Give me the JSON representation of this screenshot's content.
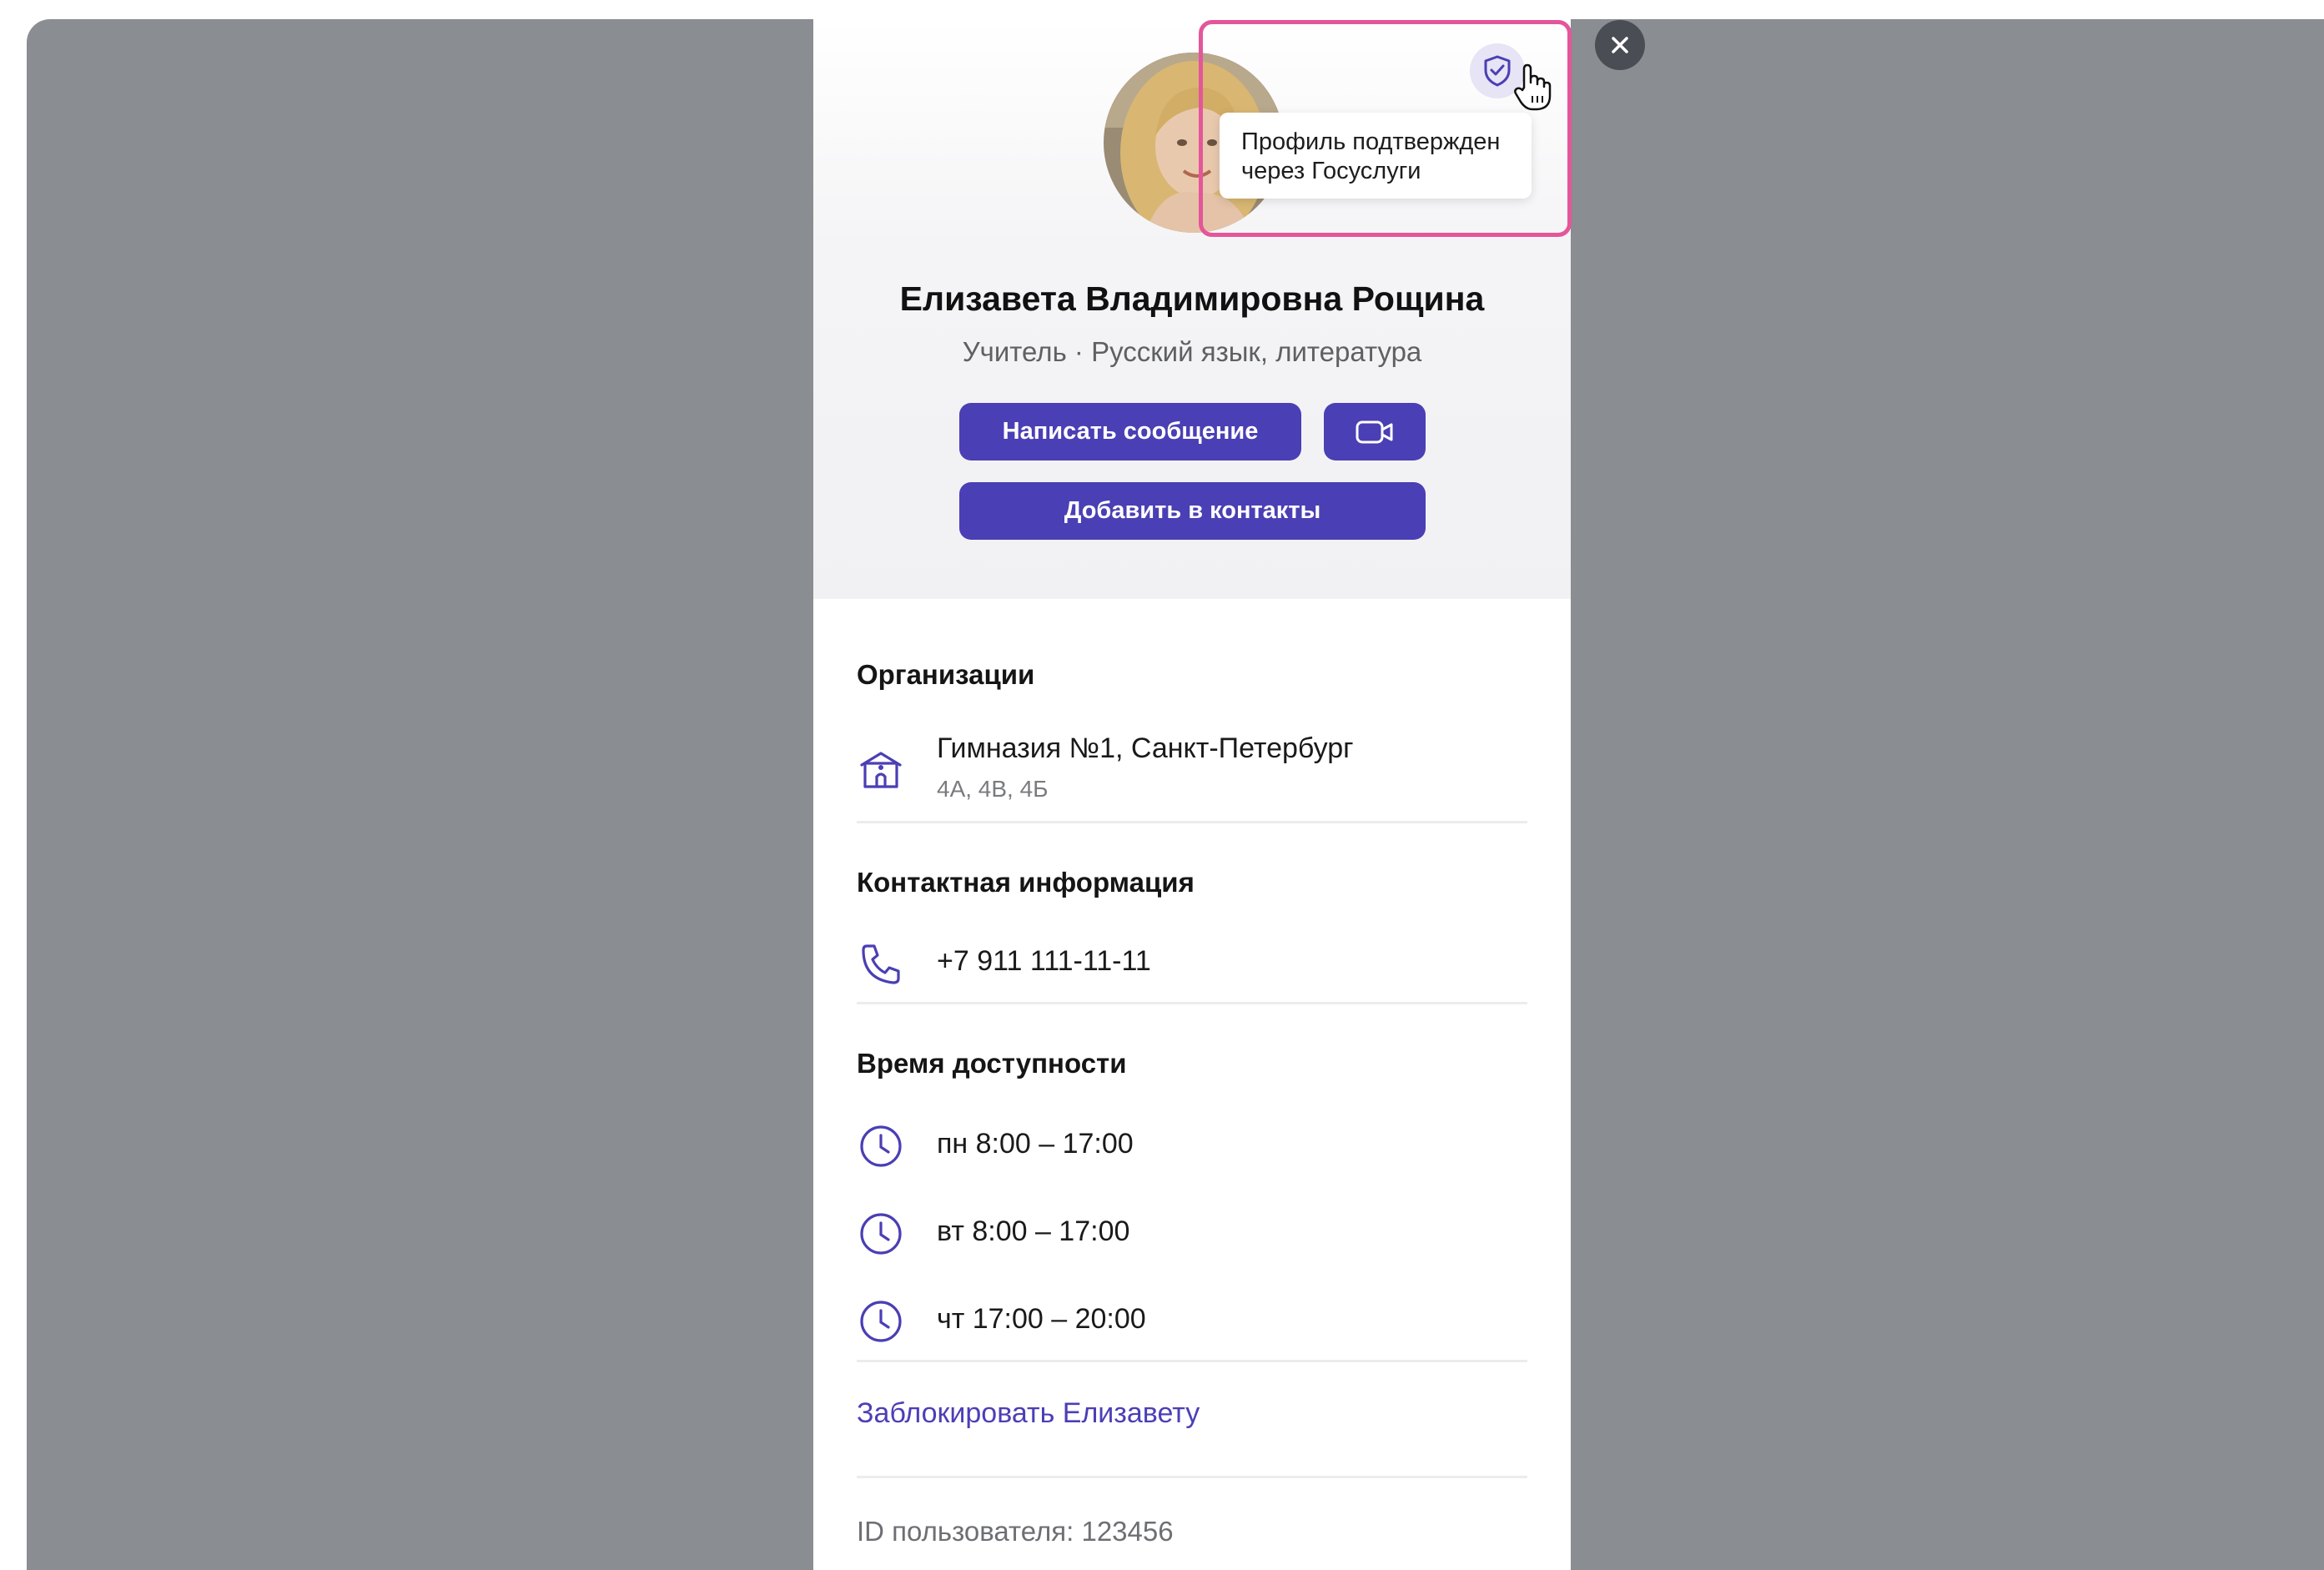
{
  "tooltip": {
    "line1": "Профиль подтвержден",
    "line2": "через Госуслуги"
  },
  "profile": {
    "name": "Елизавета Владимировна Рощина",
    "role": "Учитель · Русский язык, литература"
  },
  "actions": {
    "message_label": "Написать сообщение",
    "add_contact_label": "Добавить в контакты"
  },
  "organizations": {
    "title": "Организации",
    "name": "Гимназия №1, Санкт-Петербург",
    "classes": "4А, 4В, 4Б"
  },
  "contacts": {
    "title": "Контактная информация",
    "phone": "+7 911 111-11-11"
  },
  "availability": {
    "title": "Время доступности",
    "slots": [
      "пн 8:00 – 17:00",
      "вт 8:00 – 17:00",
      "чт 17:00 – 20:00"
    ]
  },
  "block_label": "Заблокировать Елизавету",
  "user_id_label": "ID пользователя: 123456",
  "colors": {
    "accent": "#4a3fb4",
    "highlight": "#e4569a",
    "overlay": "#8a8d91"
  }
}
--------------------------------------------------
◆ Given task
Copy all lines from the listing that contain "title".

◆ Response to the exercise
    "title": "Организации",
    "title": "Контактная информация",
    "title": "Время доступности",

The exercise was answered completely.